• _EXTRACTED RECORDS_
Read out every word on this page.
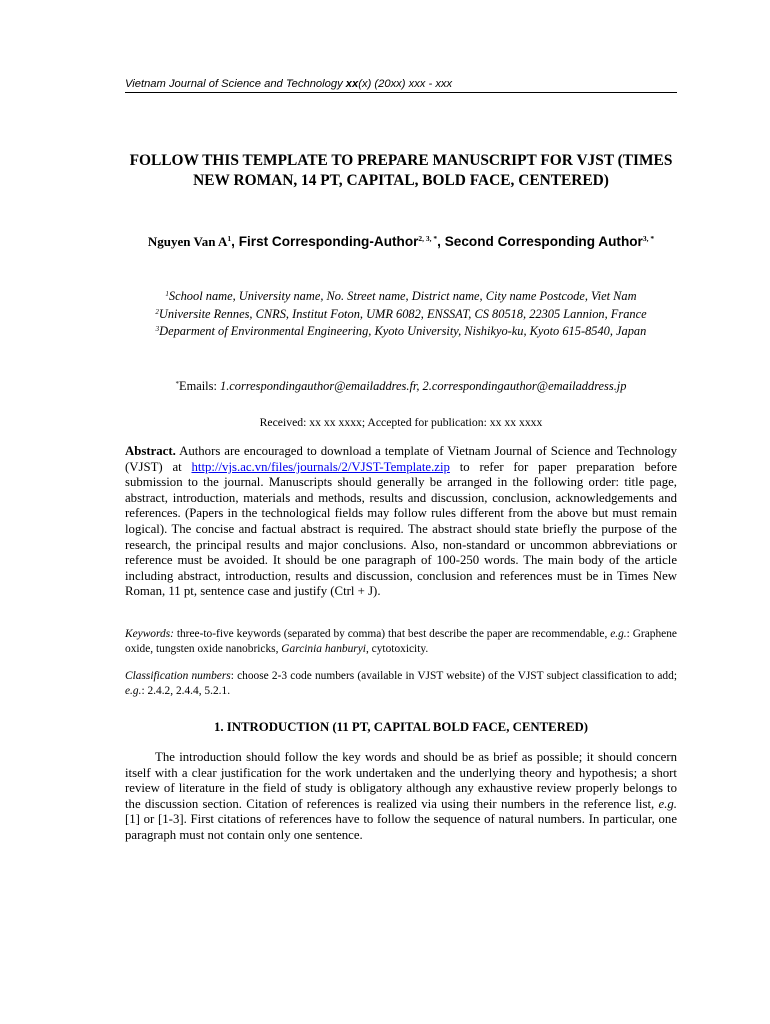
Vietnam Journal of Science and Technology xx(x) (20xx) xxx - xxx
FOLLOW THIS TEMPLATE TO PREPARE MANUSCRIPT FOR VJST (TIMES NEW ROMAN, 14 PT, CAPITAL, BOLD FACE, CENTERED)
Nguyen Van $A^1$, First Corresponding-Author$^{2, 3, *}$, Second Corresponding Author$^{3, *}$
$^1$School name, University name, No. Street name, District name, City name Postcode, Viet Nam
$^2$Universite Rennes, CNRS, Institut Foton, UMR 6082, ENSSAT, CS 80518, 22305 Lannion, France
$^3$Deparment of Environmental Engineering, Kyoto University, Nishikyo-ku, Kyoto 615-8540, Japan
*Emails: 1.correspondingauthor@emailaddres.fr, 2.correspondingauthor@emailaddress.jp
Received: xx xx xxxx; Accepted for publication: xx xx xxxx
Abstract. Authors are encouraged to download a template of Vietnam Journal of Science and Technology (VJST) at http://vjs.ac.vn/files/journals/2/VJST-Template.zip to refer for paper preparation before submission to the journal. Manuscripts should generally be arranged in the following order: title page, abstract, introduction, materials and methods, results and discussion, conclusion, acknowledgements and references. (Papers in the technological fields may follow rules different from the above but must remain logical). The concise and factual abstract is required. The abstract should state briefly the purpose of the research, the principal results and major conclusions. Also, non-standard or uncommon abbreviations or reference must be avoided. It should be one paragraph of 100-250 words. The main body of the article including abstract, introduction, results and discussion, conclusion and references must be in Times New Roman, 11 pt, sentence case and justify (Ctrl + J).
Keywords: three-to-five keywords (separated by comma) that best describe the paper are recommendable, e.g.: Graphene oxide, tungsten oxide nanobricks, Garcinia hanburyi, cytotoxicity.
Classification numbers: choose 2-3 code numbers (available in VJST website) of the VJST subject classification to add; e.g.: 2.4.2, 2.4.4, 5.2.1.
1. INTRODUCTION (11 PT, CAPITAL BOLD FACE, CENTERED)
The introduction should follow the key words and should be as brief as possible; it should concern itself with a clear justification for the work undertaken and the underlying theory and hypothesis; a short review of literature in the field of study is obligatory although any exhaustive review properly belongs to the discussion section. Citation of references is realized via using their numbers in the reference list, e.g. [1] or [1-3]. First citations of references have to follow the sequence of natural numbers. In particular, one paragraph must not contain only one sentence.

• _OBJECTIVE_
Point out every line holding the string "FACE" and copy it.

• _TASK OUTPUT_
FOLLOW THIS TEMPLATE TO PREPARE MANUSCRIPT FOR VJST (TIMES NEW ROMAN, 14 PT, CAPITAL, BOLD FACE, CENTERED)
1. INTRODUCTION (11 PT, CAPITAL BOLD FACE, CENTERED)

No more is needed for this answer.